# Exercise objective
Look through the material below. Copy each line that contains the string "keyword".

----------

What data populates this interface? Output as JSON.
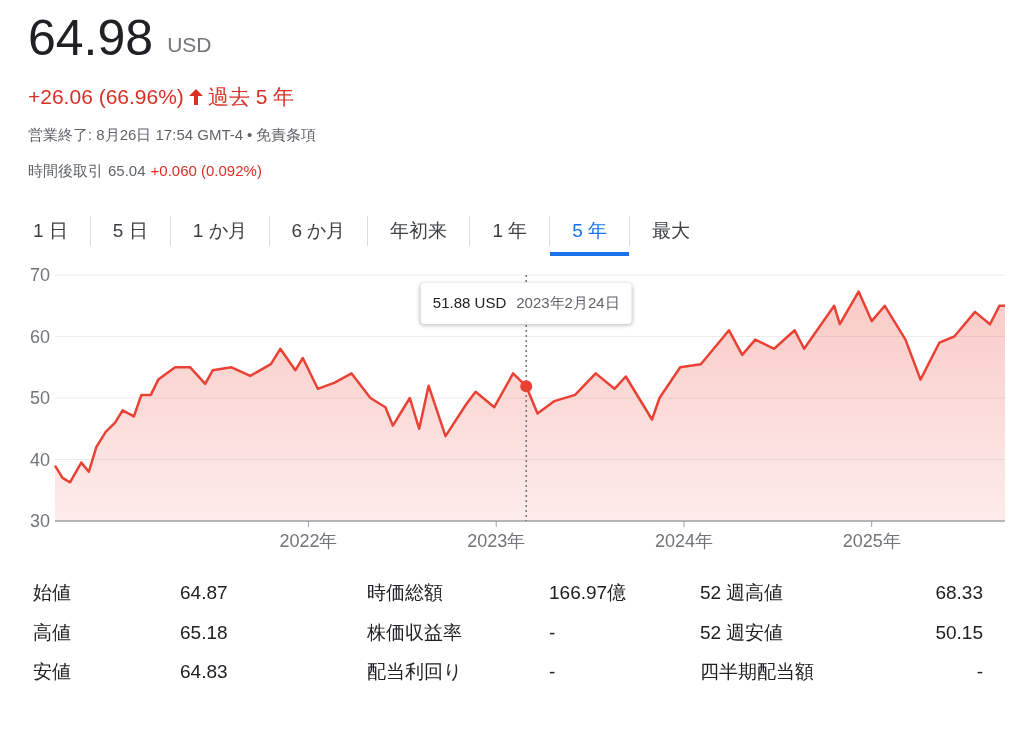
{
  "quote": {
    "price": "64.98",
    "currency": "USD",
    "change": "+26.06 (66.96%)",
    "period": "過去 5 年",
    "status": "営業終了: 8月26日 17:54 GMT-4",
    "separator": "•",
    "disclaimer": "免責条項",
    "after_hours_label": "時間後取引",
    "after_hours_price": "65.04",
    "after_hours_change": "+0.060 (0.092%)"
  },
  "tabs": [
    {
      "label": "1 日",
      "selected": false
    },
    {
      "label": "5 日",
      "selected": false
    },
    {
      "label": "1 か月",
      "selected": false
    },
    {
      "label": "6 か月",
      "selected": false
    },
    {
      "label": "年初来",
      "selected": false
    },
    {
      "label": "1 年",
      "selected": false
    },
    {
      "label": "5 年",
      "selected": true
    },
    {
      "label": "最大",
      "selected": false
    }
  ],
  "chart": {
    "tooltip": {
      "price": "51.88 USD",
      "date": "2023年2月24日"
    },
    "chart_data": {
      "type": "area",
      "grid": true,
      "xlim": [
        2020.65,
        2025.71
      ],
      "ylim": [
        30,
        70
      ],
      "yticks": [
        30,
        40,
        50,
        60,
        70
      ],
      "xticks": [
        {
          "value": 2022,
          "label": "2022年"
        },
        {
          "value": 2023,
          "label": "2023年"
        },
        {
          "value": 2024,
          "label": "2024年"
        },
        {
          "value": 2025,
          "label": "2025年"
        }
      ],
      "x": [
        2020.65,
        2020.69,
        2020.73,
        2020.79,
        2020.83,
        2020.87,
        2020.92,
        2020.97,
        2021.01,
        2021.07,
        2021.11,
        2021.16,
        2021.2,
        2021.29,
        2021.37,
        2021.45,
        2021.49,
        2021.59,
        2021.69,
        2021.8,
        2021.85,
        2021.93,
        2021.97,
        2022.05,
        2022.14,
        2022.23,
        2022.33,
        2022.41,
        2022.45,
        2022.54,
        2022.59,
        2022.64,
        2022.73,
        2022.84,
        2022.89,
        2022.99,
        2023.09,
        2023.16,
        2023.22,
        2023.31,
        2023.42,
        2023.53,
        2023.63,
        2023.69,
        2023.83,
        2023.87,
        2023.98,
        2024.09,
        2024.24,
        2024.31,
        2024.38,
        2024.48,
        2024.59,
        2024.64,
        2024.8,
        2024.83,
        2024.93,
        2025.0,
        2025.07,
        2025.18,
        2025.26,
        2025.36,
        2025.44,
        2025.55,
        2025.63,
        2025.68,
        2025.71
      ],
      "series": [
        {
          "color": "#e94235",
          "values": [
            39,
            37,
            36.3,
            39.5,
            38,
            42,
            44.5,
            46,
            48,
            47,
            50.5,
            50.5,
            53,
            55,
            55,
            52.3,
            54.5,
            55,
            53.6,
            55.5,
            58,
            54.5,
            56.5,
            51.5,
            52.5,
            54,
            50,
            48.5,
            45.5,
            50,
            45,
            52,
            43.8,
            49,
            51,
            48.5,
            54,
            51.9,
            47.5,
            49.5,
            50.5,
            54,
            51.5,
            53.5,
            46.5,
            50,
            55,
            55.5,
            61,
            57,
            59.5,
            58,
            61,
            58,
            65,
            62,
            67.3,
            62.5,
            65,
            59.5,
            53,
            59,
            60,
            64,
            62,
            65,
            65
          ]
        }
      ],
      "ref_lines": [
        {
          "axis": "x",
          "value": 2023.16
        }
      ]
    }
  },
  "stats": [
    {
      "label": "始値",
      "value": "64.87"
    },
    {
      "label": "時価総額",
      "value": "166.97億"
    },
    {
      "label": "52 週高値",
      "value": "68.33"
    },
    {
      "label": "高値",
      "value": "65.18"
    },
    {
      "label": "株価収益率",
      "value": "-"
    },
    {
      "label": "52 週安値",
      "value": "50.15"
    },
    {
      "label": "安値",
      "value": "64.83"
    },
    {
      "label": "配当利回り",
      "value": "-"
    },
    {
      "label": "四半期配当額",
      "value": "-"
    }
  ]
}
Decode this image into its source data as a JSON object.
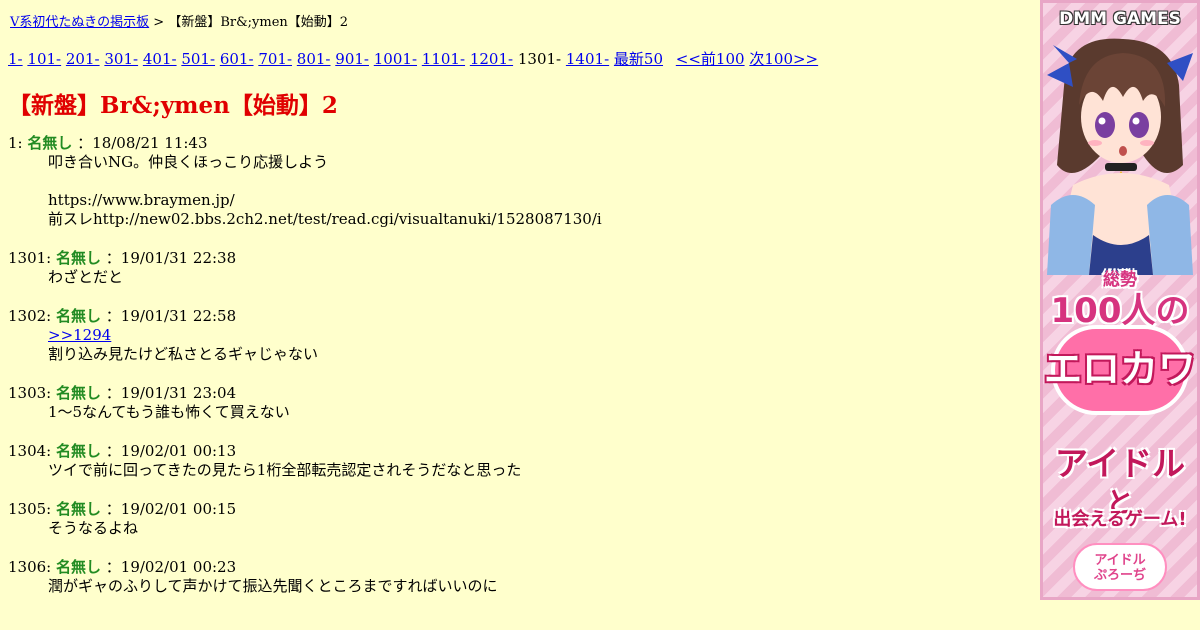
{
  "breadcrumb": {
    "board_link": "V系初代たぬきの掲示板",
    "separator": ">",
    "current": "【新盤】Br&;ymen【始動】2"
  },
  "pager": {
    "pages": [
      {
        "label": "1-",
        "current": false
      },
      {
        "label": "101-",
        "current": false
      },
      {
        "label": "201-",
        "current": false
      },
      {
        "label": "301-",
        "current": false
      },
      {
        "label": "401-",
        "current": false
      },
      {
        "label": "501-",
        "current": false
      },
      {
        "label": "601-",
        "current": false
      },
      {
        "label": "701-",
        "current": false
      },
      {
        "label": "801-",
        "current": false
      },
      {
        "label": "901-",
        "current": false
      },
      {
        "label": "1001-",
        "current": false
      },
      {
        "label": "1101-",
        "current": false
      },
      {
        "label": "1201-",
        "current": false
      },
      {
        "label": "1301-",
        "current": true
      },
      {
        "label": "1401-",
        "current": false
      }
    ],
    "latest50": "最新50",
    "prev100": "<<前100",
    "next100": "次100>>"
  },
  "thread_title": "【新盤】Br&;ymen【始動】2",
  "posts": [
    {
      "num": "1:",
      "name": "名無し",
      "date": "：18/08/21 11:43",
      "lines": [
        "叩き合いNG。仲良くほっこり応援しよう",
        "",
        "https://www.braymen.jp/",
        "前スレhttp://new02.bbs.2ch2.net/test/read.cgi/visualtanuki/1528087130/i"
      ]
    },
    {
      "num": "1301:",
      "name": "名無し",
      "date": "：19/01/31 22:38",
      "lines": [
        "わざとだと"
      ]
    },
    {
      "num": "1302:",
      "name": "名無し",
      "date": "：19/01/31 22:58",
      "anchor": ">>1294",
      "lines": [
        "割り込み見たけど私さとるギャじゃない"
      ]
    },
    {
      "num": "1303:",
      "name": "名無し",
      "date": "：19/01/31 23:04",
      "lines": [
        "1～5なんてもう誰も怖くて買えない"
      ]
    },
    {
      "num": "1304:",
      "name": "名無し",
      "date": "：19/02/01 00:13",
      "lines": [
        "ツイで前に回ってきたの見たら1桁全部転売認定されそうだなと思った"
      ]
    },
    {
      "num": "1305:",
      "name": "名無し",
      "date": "：19/02/01 00:15",
      "lines": [
        "そうなるよね"
      ]
    },
    {
      "num": "1306:",
      "name": "名無し",
      "date": "：19/02/01 00:23",
      "lines": [
        "潤がギャのふりして声かけて振込先聞くところまですればいいのに"
      ]
    }
  ],
  "ad": {
    "brand": "DMM GAMES",
    "line1": "総勢",
    "line2": "100人の",
    "line3": "エロカワ",
    "line4": "アイドル",
    "line5": "と",
    "line6": "出会えるゲーム!",
    "logo": "アイドル\nぷろーぢ"
  },
  "colors": {
    "background": "#ffffcc",
    "title": "#e00000",
    "name": "#228b22",
    "link": "#0000ee"
  }
}
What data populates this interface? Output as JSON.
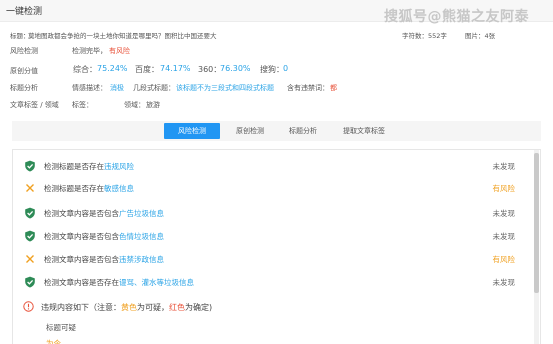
{
  "header": {
    "title": "一键检测"
  },
  "watermark": "搜狐号@熊猫之友阿泰",
  "info": {
    "title_label": "标题：",
    "title_value": "莫地图政都会争抢的一块土地你知道是哪里吗？图积比中国还要大",
    "word_count": "字符数：552字",
    "image_count": "图片：4张"
  },
  "rows": {
    "risk_label": "风险检测",
    "risk_value": "检测完毕，",
    "risk_highlight": "有风险",
    "original_label": "原创分值",
    "scores": [
      {
        "label": "综合：",
        "value": "75.24%"
      },
      {
        "label": "百度：",
        "value": "74.17%"
      },
      {
        "label": "360：",
        "value": "76.30%"
      },
      {
        "label": "搜狗：",
        "value": "0"
      }
    ],
    "title_analysis_label": "标题分析",
    "emotion_label": "情感描述：",
    "emotion_value": "消极",
    "structure_label": "几段式标题：",
    "structure_value": "该标题不为三段式和四段式标题",
    "sensitive_label": "含有违禁词：",
    "sensitive_value": "都",
    "tag_label": "文章标签 / 领域",
    "tag_value_label": "标签：",
    "field_label": "领域：",
    "field_value": "旅游"
  },
  "tabs": [
    {
      "label": "风险检测",
      "active": true
    },
    {
      "label": "原创检测",
      "active": false
    },
    {
      "label": "标题分析",
      "active": false
    },
    {
      "label": "提取文章标签",
      "active": false
    }
  ],
  "checks": [
    {
      "prefix": "检测标题是否存在",
      "keyword": "违规风险",
      "status": "未发现",
      "ok": true
    },
    {
      "prefix": "检测标题是否存在",
      "keyword": "敏感信息",
      "status": "有风险",
      "ok": false
    },
    {
      "prefix": "检测文章内容是否包含",
      "keyword": "广告垃圾信息",
      "status": "未发现",
      "ok": true
    },
    {
      "prefix": "检测文章内容是否包含",
      "keyword": "色情垃圾信息",
      "status": "未发现",
      "ok": true
    },
    {
      "prefix": "检测文章内容是否包含",
      "keyword": "违禁涉政信息",
      "status": "有风险",
      "ok": false
    },
    {
      "prefix": "检测文章内容是否存在",
      "keyword": "谩骂、灌水等垃圾信息",
      "status": "未发现",
      "ok": true
    }
  ],
  "note": {
    "prefix": "违规内容如下（注意：",
    "yellow": "黄色",
    "middle": "为可疑，",
    "red": "红色",
    "suffix": "为确定)",
    "sub1": "标题可疑",
    "sub2": "为今"
  },
  "colors": {
    "accent": "#2196f3",
    "ok_green": "#2e8b57",
    "risk_yellow": "#f0a020",
    "risk_red": "#e8523a"
  }
}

----------

# Full answer
      "keyword": "违规风险",
      "keyword": "敏感信息",
      "keyword": "广告垃圾信息",
      "keyword": "色情垃圾信息",
      "keyword": "违禁涉政信息",
      "keyword": "谩骂、灌水等垃圾信息",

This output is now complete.